:: Extracted material ::
☆ ☆ ☆ ☆ ☆

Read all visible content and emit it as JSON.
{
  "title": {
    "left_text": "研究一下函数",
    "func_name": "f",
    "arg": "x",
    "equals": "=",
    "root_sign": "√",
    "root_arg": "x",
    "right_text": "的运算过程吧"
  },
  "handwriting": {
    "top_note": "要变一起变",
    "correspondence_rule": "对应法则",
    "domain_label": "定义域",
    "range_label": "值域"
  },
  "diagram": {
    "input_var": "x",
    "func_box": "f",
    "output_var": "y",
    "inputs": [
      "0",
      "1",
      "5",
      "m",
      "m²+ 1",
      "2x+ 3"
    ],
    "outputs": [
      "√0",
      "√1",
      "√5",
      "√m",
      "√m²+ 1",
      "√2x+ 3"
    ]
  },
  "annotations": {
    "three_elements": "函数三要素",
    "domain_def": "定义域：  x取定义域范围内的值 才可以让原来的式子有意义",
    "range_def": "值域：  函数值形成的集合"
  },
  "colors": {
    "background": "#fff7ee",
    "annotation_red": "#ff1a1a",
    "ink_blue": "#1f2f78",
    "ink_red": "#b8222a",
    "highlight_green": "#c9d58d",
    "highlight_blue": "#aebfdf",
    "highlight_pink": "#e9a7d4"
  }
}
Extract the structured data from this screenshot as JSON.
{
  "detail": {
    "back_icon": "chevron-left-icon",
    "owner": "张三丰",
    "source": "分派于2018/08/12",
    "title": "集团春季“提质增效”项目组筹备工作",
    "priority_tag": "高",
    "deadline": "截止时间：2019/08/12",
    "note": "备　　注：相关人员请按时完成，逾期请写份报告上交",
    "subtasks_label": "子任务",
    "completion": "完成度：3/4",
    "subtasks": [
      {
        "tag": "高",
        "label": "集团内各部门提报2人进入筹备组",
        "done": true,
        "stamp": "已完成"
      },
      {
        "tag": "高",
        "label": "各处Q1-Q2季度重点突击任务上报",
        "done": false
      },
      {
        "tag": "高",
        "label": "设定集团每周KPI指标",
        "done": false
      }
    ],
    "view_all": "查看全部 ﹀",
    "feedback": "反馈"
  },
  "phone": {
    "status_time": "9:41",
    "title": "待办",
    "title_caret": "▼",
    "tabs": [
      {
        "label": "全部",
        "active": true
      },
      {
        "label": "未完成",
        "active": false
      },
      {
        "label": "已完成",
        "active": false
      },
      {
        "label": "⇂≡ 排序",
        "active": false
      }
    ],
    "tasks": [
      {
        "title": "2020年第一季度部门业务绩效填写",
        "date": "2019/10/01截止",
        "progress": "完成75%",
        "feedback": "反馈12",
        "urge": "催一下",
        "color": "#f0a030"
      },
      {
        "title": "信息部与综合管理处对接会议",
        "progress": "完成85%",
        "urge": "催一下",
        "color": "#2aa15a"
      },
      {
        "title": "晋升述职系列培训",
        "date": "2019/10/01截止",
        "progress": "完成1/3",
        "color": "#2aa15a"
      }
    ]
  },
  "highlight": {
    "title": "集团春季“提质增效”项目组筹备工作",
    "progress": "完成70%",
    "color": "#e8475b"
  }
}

☆ ☆ ☆ ☆ ☆

:: Objective ::
Locate the word "progress" in the entries, and copy every line where it is found.

:: Reply to the task ::
        "progress": "完成75%",
        "progress": "完成85%",
        "progress": "完成1/3",
    "progress": "完成70%",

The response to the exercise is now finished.